**Problem description**
Below is a listing; copy all of it exactly.

'''

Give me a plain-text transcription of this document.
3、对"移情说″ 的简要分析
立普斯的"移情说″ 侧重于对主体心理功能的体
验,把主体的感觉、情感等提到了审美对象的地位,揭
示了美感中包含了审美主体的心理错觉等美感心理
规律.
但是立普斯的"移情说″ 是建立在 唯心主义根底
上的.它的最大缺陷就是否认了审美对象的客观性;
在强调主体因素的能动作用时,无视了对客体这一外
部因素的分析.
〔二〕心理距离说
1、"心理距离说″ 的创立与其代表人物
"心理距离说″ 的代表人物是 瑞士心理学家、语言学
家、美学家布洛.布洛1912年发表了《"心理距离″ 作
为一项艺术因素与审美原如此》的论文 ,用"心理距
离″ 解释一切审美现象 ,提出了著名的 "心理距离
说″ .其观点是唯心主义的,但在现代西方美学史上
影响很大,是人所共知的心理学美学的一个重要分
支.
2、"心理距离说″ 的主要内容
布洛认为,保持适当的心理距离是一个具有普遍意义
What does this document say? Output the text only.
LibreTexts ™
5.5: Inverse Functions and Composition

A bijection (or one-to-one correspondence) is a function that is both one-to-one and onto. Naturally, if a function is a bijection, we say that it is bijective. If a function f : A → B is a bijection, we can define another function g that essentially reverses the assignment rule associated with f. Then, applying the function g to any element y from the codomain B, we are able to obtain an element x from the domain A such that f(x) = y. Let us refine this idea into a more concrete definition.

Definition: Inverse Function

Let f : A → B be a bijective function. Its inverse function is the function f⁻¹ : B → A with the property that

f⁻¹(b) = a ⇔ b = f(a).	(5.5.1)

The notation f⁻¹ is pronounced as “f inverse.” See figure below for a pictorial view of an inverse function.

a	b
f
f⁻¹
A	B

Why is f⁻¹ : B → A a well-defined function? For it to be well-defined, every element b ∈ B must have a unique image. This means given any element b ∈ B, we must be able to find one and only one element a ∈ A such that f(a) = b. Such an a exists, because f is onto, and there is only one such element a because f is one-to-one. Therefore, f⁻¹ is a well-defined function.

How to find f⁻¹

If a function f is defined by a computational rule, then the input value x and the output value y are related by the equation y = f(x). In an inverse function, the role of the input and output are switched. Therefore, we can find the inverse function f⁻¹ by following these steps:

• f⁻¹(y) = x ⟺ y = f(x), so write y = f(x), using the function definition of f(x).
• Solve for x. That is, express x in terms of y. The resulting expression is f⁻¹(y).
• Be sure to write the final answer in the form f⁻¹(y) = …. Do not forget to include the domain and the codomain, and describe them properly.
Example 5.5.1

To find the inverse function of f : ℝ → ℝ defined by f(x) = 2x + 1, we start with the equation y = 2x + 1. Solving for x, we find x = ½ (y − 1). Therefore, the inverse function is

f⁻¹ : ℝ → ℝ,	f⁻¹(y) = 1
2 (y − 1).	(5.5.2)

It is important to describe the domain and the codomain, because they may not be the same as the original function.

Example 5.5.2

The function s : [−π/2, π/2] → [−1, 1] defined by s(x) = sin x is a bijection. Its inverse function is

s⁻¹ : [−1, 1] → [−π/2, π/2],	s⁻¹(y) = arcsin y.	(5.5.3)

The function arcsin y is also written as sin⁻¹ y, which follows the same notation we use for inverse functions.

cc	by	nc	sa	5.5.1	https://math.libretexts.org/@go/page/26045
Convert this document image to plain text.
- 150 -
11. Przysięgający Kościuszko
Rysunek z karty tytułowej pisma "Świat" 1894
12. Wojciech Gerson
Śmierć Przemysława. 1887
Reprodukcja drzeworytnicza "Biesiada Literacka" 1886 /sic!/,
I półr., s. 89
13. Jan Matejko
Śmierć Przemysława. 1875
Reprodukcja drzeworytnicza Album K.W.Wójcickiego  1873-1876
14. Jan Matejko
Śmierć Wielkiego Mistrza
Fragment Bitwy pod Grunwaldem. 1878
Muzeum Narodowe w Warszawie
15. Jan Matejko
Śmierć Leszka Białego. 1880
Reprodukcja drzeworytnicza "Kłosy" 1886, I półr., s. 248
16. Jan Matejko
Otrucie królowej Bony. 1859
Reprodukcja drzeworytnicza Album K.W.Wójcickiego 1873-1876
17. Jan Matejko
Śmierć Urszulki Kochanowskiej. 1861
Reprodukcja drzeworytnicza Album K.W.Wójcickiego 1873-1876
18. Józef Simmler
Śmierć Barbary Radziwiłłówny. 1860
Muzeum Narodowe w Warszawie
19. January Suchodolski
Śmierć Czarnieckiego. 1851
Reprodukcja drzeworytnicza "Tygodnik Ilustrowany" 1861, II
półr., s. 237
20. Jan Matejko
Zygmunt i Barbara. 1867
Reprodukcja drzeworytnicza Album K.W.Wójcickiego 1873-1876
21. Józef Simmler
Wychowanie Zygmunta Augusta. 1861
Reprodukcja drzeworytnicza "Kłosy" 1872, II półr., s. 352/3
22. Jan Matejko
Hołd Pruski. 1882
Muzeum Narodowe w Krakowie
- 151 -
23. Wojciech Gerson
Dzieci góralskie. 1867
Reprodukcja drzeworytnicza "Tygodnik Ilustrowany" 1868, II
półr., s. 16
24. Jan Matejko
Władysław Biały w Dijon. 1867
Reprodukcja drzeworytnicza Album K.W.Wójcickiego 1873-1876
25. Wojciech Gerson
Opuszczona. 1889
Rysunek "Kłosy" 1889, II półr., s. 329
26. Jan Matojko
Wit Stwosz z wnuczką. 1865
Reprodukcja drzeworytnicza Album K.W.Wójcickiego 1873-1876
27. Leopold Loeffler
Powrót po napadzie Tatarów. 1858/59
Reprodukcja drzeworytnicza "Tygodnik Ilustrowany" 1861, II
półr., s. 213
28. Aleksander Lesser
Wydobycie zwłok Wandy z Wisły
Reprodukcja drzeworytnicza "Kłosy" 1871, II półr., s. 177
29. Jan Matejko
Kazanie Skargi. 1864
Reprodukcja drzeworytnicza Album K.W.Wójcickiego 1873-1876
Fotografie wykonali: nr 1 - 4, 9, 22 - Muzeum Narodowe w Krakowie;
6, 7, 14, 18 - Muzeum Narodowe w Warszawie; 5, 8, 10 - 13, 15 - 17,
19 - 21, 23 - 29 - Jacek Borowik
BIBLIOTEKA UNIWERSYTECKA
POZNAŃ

'''

**Full answer**
Give me a plain-text transcription of this document.
3、对"移情说″ 的简要分析
立普斯的"移情说″ 侧重于对主体心理功能的体
验,把主体的感觉、情感等提到了审美对象的地位,揭
示了美感中包含了审美主体的心理错觉等美感心理
规律.
但是立普斯的"移情说″ 是建立在 唯心主义根底
上的.它的最大缺陷就是否认了审美对象的客观性;
在强调主体因素的能动作用时,无视了对客体这一外
部因素的分析.
〔二〕心理距离说
1、"心理距离说″ 的创立与其代表人物
"心理距离说″ 的代表人物是 瑞士心理学家、语言学
家、美学家布洛.布洛1912年发表了《"心理距离″ 作
为一项艺术因素与审美原如此》的论文 ,用"心理距
离″ 解释一切审美现象 ,提出了著名的 "心理距离
说″ .其观点是唯心主义的,但在现代西方美学史上
影响很大,是人所共知的心理学美学的一个重要分
支.
2、"心理距离说″ 的主要内容
布洛认为,保持适当的心理距离是一个具有普遍意义
What does this document say? Output the text only.
LibreTexts ™
5.5: Inverse Functions and Composition

A bijection (or one-to-one correspondence) is a function that is both one-to-one and onto. Naturally, if a function is a bijection, we say that it is bijective. If a function f : A → B is a bijection, we can define another function g that essentially reverses the assignment rule associated with f. Then, applying the function g to any element y from the codomain B, we are able to obtain an element x from the domain A such that f(x) = y. Let us refine this idea into a more concrete definition.

Definition: Inverse Function

Let f : A → B be a bijective function. Its inverse function is the function f⁻¹ : B → A with the property that

f⁻¹(b) = a ⇔ b = f(a).	(5.5.1)

The notation f⁻¹ is pronounced as “f inverse.” See figure below for a pictorial view of an inverse function.

a	b
f
f⁻¹
A	B

Why is f⁻¹ : B → A a well-defined function? For it to be well-defined, every element b ∈ B must have a unique image. This means given any element b ∈ B, we must be able to find one and only one element a ∈ A such that f(a) = b. Such an a exists, because f is onto, and there is only one such element a because f is one-to-one. Therefore, f⁻¹ is a well-defined function.

How to find f⁻¹

If a function f is defined by a computational rule, then the input value x and the output value y are related by the equation y = f(x). In an inverse function, the role of the input and output are switched. Therefore, we can find the inverse function f⁻¹ by following these steps:

• f⁻¹(y) = x ⟺ y = f(x), so write y = f(x), using the function definition of f(x).
• Solve for x. That is, express x in terms of y. The resulting expression is f⁻¹(y).
• Be sure to write the final answer in the form f⁻¹(y) = …. Do not forget to include the domain and the codomain, and describe them properly.
Example 5.5.1

To find the inverse function of f : ℝ → ℝ defined by f(x) = 2x + 1, we start with the equation y = 2x + 1. Solving for x, we find x = ½ (y − 1). Therefore, the inverse function is

f⁻¹ : ℝ → ℝ,	f⁻¹(y) = 1
2 (y − 1).	(5.5.2)

It is important to describe the domain and the codomain, because they may not be the same as the original function.

Example 5.5.2

The function s : [−π/2, π/2] → [−1, 1] defined by s(x) = sin x is a bijection. Its inverse function is

s⁻¹ : [−1, 1] → [−π/2, π/2],	s⁻¹(y) = arcsin y.	(5.5.3)

The function arcsin y is also written as sin⁻¹ y, which follows the same notation we use for inverse functions.

cc	by	nc	sa	5.5.1	https://math.libretexts.org/@go/page/26045
Convert this document image to plain text.
- 150 -
11. Przysięgający Kościuszko
Rysunek z karty tytułowej pisma "Świat" 1894
12. Wojciech Gerson
Śmierć Przemysława. 1887
Reprodukcja drzeworytnicza "Biesiada Literacka" 1886 /sic!/,
I półr., s. 89
13. Jan Matejko
Śmierć Przemysława. 1875
Reprodukcja drzeworytnicza Album K.W.Wójcickiego  1873-1876
14. Jan Matejko
Śmierć Wielkiego Mistrza
Fragment Bitwy pod Grunwaldem. 1878
Muzeum Narodowe w Warszawie
15. Jan Matejko
Śmierć Leszka Białego. 1880
Reprodukcja drzeworytnicza "Kłosy" 1886, I półr., s. 248
16. Jan Matejko
Otrucie królowej Bony. 1859
Reprodukcja drzeworytnicza Album K.W.Wójcickiego 1873-1876
17. Jan Matejko
Śmierć Urszulki Kochanowskiej. 1861
Reprodukcja drzeworytnicza Album K.W.Wójcickiego 1873-1876
18. Józef Simmler
Śmierć Barbary Radziwiłłówny. 1860
Muzeum Narodowe w Warszawie
19. January Suchodolski
Śmierć Czarnieckiego. 1851
Reprodukcja drzeworytnicza "Tygodnik Ilustrowany" 1861, II
półr., s. 237
20. Jan Matejko
Zygmunt i Barbara. 1867
Reprodukcja drzeworytnicza Album K.W.Wójcickiego 1873-1876
21. Józef Simmler
Wychowanie Zygmunta Augusta. 1861
Reprodukcja drzeworytnicza "Kłosy" 1872, II półr., s. 352/3
22. Jan Matejko
Hołd Pruski. 1882
Muzeum Narodowe w Krakowie
- 151 -
23. Wojciech Gerson
Dzieci góralskie. 1867
Reprodukcja drzeworytnicza "Tygodnik Ilustrowany" 1868, II
półr., s. 16
24. Jan Matejko
Władysław Biały w Dijon. 1867
Reprodukcja drzeworytnicza Album K.W.Wójcickiego 1873-1876
25. Wojciech Gerson
Opuszczona. 1889
Rysunek "Kłosy" 1889, II półr., s. 329
26. Jan Matojko
Wit Stwosz z wnuczką. 1865
Reprodukcja drzeworytnicza Album K.W.Wójcickiego 1873-1876
27. Leopold Loeffler
Powrót po napadzie Tatarów. 1858/59
Reprodukcja drzeworytnicza "Tygodnik Ilustrowany" 1861, II
półr., s. 213
28. Aleksander Lesser
Wydobycie zwłok Wandy z Wisły
Reprodukcja drzeworytnicza "Kłosy" 1871, II półr., s. 177
29. Jan Matejko
Kazanie Skargi. 1864
Reprodukcja drzeworytnicza Album K.W.Wójcickiego 1873-1876
Fotografie wykonali: nr 1 - 4, 9, 22 - Muzeum Narodowe w Krakowie;
6, 7, 14, 18 - Muzeum Narodowe w Warszawie; 5, 8, 10 - 13, 15 - 17,
19 - 21, 23 - 29 - Jacek Borowik
BIBLIOTEKA UNIWERSYTECKA
POZNAŃ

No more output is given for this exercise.